- TO DO:
**A.** Translate this sentence from the bioreactor text into Spanish: "We continuously operated the bioreactor at an initial As(III) concentration of 20.0 mg/L for more than 30 days, and found that the As(III)-oxidizing activity decreased by only less than 5%."
**B.** Quote the part of the bioreactor text that opens with the words containing "Stability and sustainability" and closes with "et al. 2016).".

- PAGE TEXT:
Content starts

We identified a total of 18 novel AioAs of As(III) oxidase from the acidophilic bioreactor, of which amino acid sequences are significantly different from those of the AioAs from the non-acidophilic bioreactor. All the AioA proteins from the acidophilic biofilm bioreactor are affiliated to the AioA family of α-Proteobacteria (Fig. 4), whereas those from the non-acidophilic bioreactor are affiliated to the AioA families of α-Proteobacteria and β-Proteobacteria. This suggests that the AioA proteins from acidophilic AOB may have lower diversity and undergo restricted evolution compared to the AioAs from non-acidophilic AOB.

Stability and sustainability of the acidophilic biofilm bioreactor

Although it is very hard and needs much longer time for the acidophilic AOB to form biofilms, the formed acidophilic biofilms were proved to be very stable as revealed by long-term operations. We continuously operated the bioreactor at an initial As(III) concentration of 20.0 mg/L for more than 30 days, and found that the As(III)-oxidizing activity decreased by only less than 5%. This indicated that the stability of the acidophilic biofilm bioreactor is comparable to that of the non-acidophilic biofilm bioreactor (Li et al. 2016).

Content ends

Stored data entries
Content starts

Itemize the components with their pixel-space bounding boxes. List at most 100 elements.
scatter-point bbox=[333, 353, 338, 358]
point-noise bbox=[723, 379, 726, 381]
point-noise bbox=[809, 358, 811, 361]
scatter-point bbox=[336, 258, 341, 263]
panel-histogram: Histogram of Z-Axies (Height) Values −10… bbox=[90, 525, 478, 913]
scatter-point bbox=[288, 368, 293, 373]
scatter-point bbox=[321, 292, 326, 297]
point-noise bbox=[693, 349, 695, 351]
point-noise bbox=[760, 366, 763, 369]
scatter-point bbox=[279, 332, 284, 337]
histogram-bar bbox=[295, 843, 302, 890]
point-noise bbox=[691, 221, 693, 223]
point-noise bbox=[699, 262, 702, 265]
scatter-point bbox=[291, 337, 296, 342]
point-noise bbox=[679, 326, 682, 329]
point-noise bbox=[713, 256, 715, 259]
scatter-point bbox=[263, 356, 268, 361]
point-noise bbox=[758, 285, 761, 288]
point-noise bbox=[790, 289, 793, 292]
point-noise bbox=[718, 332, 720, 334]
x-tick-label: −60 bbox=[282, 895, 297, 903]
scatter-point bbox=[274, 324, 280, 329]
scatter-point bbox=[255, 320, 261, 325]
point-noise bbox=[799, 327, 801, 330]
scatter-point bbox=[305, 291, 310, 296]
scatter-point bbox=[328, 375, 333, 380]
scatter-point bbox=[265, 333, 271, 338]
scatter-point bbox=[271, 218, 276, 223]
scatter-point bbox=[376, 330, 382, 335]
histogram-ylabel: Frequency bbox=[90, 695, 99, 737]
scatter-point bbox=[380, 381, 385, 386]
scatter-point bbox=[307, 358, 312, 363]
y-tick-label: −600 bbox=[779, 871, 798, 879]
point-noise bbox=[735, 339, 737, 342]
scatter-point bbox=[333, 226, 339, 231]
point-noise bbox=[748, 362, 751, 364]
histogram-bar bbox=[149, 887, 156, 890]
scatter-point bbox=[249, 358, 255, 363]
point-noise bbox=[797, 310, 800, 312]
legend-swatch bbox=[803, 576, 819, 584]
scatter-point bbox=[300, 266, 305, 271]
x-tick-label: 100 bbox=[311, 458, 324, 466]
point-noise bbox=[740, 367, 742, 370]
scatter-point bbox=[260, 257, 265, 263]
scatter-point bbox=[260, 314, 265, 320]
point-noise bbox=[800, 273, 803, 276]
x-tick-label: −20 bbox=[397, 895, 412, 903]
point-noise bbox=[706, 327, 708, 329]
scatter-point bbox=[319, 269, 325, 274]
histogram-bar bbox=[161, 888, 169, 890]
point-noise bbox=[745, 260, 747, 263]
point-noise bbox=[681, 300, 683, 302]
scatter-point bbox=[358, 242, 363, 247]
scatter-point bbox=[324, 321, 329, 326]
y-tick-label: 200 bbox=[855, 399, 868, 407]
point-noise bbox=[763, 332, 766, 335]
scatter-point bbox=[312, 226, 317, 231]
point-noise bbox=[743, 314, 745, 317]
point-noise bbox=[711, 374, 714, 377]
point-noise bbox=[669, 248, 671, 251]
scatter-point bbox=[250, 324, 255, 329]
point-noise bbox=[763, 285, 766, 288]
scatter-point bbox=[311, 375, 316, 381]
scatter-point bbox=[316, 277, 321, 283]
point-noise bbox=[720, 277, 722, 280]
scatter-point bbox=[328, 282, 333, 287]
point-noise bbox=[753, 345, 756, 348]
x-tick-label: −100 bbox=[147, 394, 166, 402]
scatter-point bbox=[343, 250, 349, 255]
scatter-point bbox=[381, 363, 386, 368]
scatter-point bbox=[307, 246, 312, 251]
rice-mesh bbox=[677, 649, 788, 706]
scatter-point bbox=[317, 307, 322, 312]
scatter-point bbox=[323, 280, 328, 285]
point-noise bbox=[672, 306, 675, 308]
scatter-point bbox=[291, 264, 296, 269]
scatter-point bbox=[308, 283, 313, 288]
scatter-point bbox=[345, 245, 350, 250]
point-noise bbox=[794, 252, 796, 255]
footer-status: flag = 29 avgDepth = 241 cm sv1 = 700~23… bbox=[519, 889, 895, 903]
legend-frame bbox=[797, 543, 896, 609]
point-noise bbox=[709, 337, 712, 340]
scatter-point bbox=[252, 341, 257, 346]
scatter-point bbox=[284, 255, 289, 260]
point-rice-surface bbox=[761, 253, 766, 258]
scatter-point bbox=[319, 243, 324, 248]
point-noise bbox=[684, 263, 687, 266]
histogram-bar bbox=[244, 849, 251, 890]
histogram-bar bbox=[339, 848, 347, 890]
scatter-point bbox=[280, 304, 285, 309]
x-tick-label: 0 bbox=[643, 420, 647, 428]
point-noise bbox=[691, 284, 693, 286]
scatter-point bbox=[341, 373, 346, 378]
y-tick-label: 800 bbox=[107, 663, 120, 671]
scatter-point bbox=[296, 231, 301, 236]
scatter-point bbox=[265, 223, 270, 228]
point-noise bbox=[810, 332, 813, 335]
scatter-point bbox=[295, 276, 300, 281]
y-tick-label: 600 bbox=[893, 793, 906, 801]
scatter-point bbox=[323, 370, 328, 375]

Content ends

- SOLVED TASKS:
**A.** Operamos el biorreactor de forma continua a una concentración inicial de As(III) de 20,0 mg/L durante más de 30 días y encontramos que la actividad oxidante de As(III) disminuyó solo en menos del 5 %.

**B.**
Stability and sustainability of the acidophilic biofilm bioreactor

Although it is very hard and needs much longer time for the acidophilic AOB to form biofilms, the formed acidophilic biofilms were proved to be very stable as revealed by long-term operations. We continuously operated the bioreactor at an initial As(III) concentration of 20.0 mg/L for more than 30 days, and found that the As(III)-oxidizing activity decreased by only less than 5%. This indicated that the stability of the acidophilic biofilm bioreactor is comparable to that of the non-acidophilic biofilm bioreactor (Li et al. 2016).